# [Your task]
Please repeat the following items line for line, with no changes.

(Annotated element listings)

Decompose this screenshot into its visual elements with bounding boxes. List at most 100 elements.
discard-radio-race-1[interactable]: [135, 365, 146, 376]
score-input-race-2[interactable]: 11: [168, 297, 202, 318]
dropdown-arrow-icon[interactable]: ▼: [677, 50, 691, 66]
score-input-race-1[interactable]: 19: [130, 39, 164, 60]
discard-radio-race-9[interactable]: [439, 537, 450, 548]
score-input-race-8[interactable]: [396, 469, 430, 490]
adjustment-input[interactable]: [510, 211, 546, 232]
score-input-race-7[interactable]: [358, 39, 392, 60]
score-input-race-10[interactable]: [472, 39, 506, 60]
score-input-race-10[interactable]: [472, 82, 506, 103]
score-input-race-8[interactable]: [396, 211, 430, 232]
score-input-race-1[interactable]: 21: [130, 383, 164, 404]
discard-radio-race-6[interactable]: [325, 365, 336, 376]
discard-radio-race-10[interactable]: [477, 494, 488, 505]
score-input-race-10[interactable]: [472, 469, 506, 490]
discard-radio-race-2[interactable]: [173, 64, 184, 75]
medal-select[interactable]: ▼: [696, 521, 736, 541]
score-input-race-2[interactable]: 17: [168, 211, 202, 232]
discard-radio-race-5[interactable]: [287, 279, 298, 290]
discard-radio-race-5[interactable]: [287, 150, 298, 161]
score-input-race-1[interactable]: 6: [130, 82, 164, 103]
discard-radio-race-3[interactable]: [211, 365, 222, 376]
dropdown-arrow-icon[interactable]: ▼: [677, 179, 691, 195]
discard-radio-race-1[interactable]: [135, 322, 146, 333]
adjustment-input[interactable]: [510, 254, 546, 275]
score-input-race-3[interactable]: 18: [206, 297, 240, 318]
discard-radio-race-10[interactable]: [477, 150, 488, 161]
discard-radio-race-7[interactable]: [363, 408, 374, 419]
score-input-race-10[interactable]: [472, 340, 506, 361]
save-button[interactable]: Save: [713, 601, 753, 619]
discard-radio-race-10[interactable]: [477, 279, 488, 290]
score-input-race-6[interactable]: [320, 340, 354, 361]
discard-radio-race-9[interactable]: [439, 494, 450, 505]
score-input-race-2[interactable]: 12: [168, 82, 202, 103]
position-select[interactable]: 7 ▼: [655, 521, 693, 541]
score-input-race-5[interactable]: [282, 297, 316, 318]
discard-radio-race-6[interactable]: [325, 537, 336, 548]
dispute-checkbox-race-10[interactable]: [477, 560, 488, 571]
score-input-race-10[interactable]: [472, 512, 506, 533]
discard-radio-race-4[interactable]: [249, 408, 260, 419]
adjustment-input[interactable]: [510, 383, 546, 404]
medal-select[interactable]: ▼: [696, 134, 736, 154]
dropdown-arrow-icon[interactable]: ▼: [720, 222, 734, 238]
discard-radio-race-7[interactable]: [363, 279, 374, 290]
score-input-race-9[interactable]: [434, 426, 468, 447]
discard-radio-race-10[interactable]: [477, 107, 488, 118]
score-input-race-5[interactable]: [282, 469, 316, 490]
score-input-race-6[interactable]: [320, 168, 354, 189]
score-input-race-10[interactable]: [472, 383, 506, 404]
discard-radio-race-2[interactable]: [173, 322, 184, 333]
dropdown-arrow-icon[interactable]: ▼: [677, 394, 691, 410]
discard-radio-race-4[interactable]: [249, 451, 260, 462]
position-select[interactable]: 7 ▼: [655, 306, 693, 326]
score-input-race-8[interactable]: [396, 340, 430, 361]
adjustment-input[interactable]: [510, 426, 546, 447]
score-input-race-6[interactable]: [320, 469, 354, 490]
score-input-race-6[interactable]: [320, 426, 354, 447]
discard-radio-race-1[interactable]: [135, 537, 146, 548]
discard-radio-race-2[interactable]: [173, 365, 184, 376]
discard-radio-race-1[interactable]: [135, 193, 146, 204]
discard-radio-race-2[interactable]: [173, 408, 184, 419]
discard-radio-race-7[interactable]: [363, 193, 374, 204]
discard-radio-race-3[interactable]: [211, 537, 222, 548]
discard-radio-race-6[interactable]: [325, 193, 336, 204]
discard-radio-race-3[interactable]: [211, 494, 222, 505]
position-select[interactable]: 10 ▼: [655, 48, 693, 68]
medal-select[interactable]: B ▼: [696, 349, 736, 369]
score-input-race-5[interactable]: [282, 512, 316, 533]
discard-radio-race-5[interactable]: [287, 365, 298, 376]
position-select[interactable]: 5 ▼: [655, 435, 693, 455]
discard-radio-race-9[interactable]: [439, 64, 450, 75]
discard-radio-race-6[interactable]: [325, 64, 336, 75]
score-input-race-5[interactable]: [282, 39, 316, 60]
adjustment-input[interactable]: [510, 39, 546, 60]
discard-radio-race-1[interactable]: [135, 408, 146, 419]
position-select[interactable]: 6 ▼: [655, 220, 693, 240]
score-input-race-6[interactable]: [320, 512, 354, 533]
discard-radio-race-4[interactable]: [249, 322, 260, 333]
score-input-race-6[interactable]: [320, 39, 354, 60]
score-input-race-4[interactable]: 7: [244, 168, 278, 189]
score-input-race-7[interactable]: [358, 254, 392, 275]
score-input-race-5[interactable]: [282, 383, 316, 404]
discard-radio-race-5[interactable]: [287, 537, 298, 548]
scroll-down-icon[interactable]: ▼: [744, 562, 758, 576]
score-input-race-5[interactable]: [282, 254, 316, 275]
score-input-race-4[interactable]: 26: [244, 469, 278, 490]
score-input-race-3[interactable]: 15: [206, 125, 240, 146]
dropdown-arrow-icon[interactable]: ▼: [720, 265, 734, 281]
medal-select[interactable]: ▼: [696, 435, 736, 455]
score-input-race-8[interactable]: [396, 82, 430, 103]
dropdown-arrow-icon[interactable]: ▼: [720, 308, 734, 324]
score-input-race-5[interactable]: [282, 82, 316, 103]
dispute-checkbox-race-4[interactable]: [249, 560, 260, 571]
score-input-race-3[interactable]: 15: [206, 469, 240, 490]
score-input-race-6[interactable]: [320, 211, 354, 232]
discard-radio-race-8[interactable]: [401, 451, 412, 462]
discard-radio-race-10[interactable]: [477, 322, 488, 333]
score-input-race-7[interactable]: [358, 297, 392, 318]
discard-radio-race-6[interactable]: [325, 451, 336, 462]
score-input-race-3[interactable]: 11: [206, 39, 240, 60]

# [Output]
Decompose this screenshot into its visual elements with bounding boxes. List at most 100 elements.
discard-radio-race-1[interactable]: [135, 365, 146, 376]
score-input-race-2[interactable]: 11: [168, 297, 202, 318]
dropdown-arrow-icon[interactable]: ▼: [677, 50, 691, 66]
score-input-race-1[interactable]: 19: [130, 39, 164, 60]
discard-radio-race-9[interactable]: [439, 537, 450, 548]
score-input-race-8[interactable]: [396, 469, 430, 490]
adjustment-input[interactable]: [510, 211, 546, 232]
score-input-race-7[interactable]: [358, 39, 392, 60]
score-input-race-10[interactable]: [472, 39, 506, 60]
score-input-race-10[interactable]: [472, 82, 506, 103]
score-input-race-8[interactable]: [396, 211, 430, 232]
score-input-race-1[interactable]: 21: [130, 383, 164, 404]
discard-radio-race-6[interactable]: [325, 365, 336, 376]
discard-radio-race-10[interactable]: [477, 494, 488, 505]
score-input-race-10[interactable]: [472, 469, 506, 490]
discard-radio-race-2[interactable]: [173, 64, 184, 75]
medal-select[interactable]: ▼: [696, 521, 736, 541]
score-input-race-2[interactable]: 17: [168, 211, 202, 232]
discard-radio-race-5[interactable]: [287, 279, 298, 290]
discard-radio-race-5[interactable]: [287, 150, 298, 161]
score-input-race-1[interactable]: 6: [130, 82, 164, 103]
discard-radio-race-3[interactable]: [211, 365, 222, 376]
dropdown-arrow-icon[interactable]: ▼: [677, 179, 691, 195]
discard-radio-race-1[interactable]: [135, 322, 146, 333]
adjustment-input[interactable]: [510, 254, 546, 275]
score-input-race-3[interactable]: 18: [206, 297, 240, 318]
discard-radio-race-10[interactable]: [477, 150, 488, 161]
discard-radio-race-7[interactable]: [363, 408, 374, 419]
score-input-race-10[interactable]: [472, 340, 506, 361]
save-button[interactable]: Save: [713, 601, 753, 619]
discard-radio-race-10[interactable]: [477, 279, 488, 290]
score-input-race-6[interactable]: [320, 340, 354, 361]
discard-radio-race-9[interactable]: [439, 494, 450, 505]
score-input-race-2[interactable]: 12: [168, 82, 202, 103]
position-select[interactable]: 7 ▼: [655, 521, 693, 541]
score-input-race-5[interactable]: [282, 297, 316, 318]
discard-radio-race-6[interactable]: [325, 537, 336, 548]
dispute-checkbox-race-10[interactable]: [477, 560, 488, 571]
score-input-race-10[interactable]: [472, 512, 506, 533]
discard-radio-race-4[interactable]: [249, 408, 260, 419]
adjustment-input[interactable]: [510, 383, 546, 404]
medal-select[interactable]: ▼: [696, 134, 736, 154]
dropdown-arrow-icon[interactable]: ▼: [720, 222, 734, 238]
discard-radio-race-7[interactable]: [363, 279, 374, 290]
score-input-race-9[interactable]: [434, 426, 468, 447]
discard-radio-race-10[interactable]: [477, 107, 488, 118]
score-input-race-5[interactable]: [282, 469, 316, 490]
score-input-race-6[interactable]: [320, 168, 354, 189]
score-input-race-10[interactable]: [472, 383, 506, 404]
discard-radio-race-2[interactable]: [173, 322, 184, 333]
dropdown-arrow-icon[interactable]: ▼: [677, 394, 691, 410]
discard-radio-race-4[interactable]: [249, 451, 260, 462]
position-select[interactable]: 7 ▼: [655, 306, 693, 326]
score-input-race-8[interactable]: [396, 340, 430, 361]
adjustment-input[interactable]: [510, 426, 546, 447]
score-input-race-6[interactable]: [320, 469, 354, 490]
score-input-race-6[interactable]: [320, 426, 354, 447]
discard-radio-race-1[interactable]: [135, 537, 146, 548]
discard-radio-race-2[interactable]: [173, 365, 184, 376]
discard-radio-race-1[interactable]: [135, 193, 146, 204]
discard-radio-race-2[interactable]: [173, 408, 184, 419]
discard-radio-race-7[interactable]: [363, 193, 374, 204]
discard-radio-race-3[interactable]: [211, 537, 222, 548]
discard-radio-race-6[interactable]: [325, 193, 336, 204]
discard-radio-race-3[interactable]: [211, 494, 222, 505]
position-select[interactable]: 10 ▼: [655, 48, 693, 68]
medal-select[interactable]: B ▼: [696, 349, 736, 369]
score-input-race-5[interactable]: [282, 512, 316, 533]
discard-radio-race-5[interactable]: [287, 365, 298, 376]
position-select[interactable]: 5 ▼: [655, 435, 693, 455]
discard-radio-race-9[interactable]: [439, 64, 450, 75]
discard-radio-race-6[interactable]: [325, 64, 336, 75]
score-input-race-5[interactable]: [282, 39, 316, 60]
adjustment-input[interactable]: [510, 39, 546, 60]
discard-radio-race-1[interactable]: [135, 408, 146, 419]
position-select[interactable]: 6 ▼: [655, 220, 693, 240]
score-input-race-6[interactable]: [320, 512, 354, 533]
discard-radio-race-4[interactable]: [249, 322, 260, 333]
score-input-race-6[interactable]: [320, 39, 354, 60]
score-input-race-4[interactable]: 7: [244, 168, 278, 189]
score-input-race-7[interactable]: [358, 254, 392, 275]
score-input-race-5[interactable]: [282, 383, 316, 404]
discard-radio-race-5[interactable]: [287, 537, 298, 548]
scroll-down-icon[interactable]: ▼: [744, 562, 758, 576]
score-input-race-5[interactable]: [282, 254, 316, 275]
score-input-race-4[interactable]: 26: [244, 469, 278, 490]
score-input-race-3[interactable]: 15: [206, 125, 240, 146]
dropdown-arrow-icon[interactable]: ▼: [720, 265, 734, 281]
medal-select[interactable]: ▼: [696, 435, 736, 455]
score-input-race-8[interactable]: [396, 82, 430, 103]
dropdown-arrow-icon[interactable]: ▼: [720, 308, 734, 324]
score-input-race-5[interactable]: [282, 82, 316, 103]
dispute-checkbox-race-4[interactable]: [249, 560, 260, 571]
score-input-race-3[interactable]: 15: [206, 469, 240, 490]
score-input-race-6[interactable]: [320, 211, 354, 232]
discard-radio-race-8[interactable]: [401, 451, 412, 462]
discard-radio-race-10[interactable]: [477, 322, 488, 333]
score-input-race-7[interactable]: [358, 297, 392, 318]
discard-radio-race-6[interactable]: [325, 451, 336, 462]
score-input-race-3[interactable]: 11: [206, 39, 240, 60]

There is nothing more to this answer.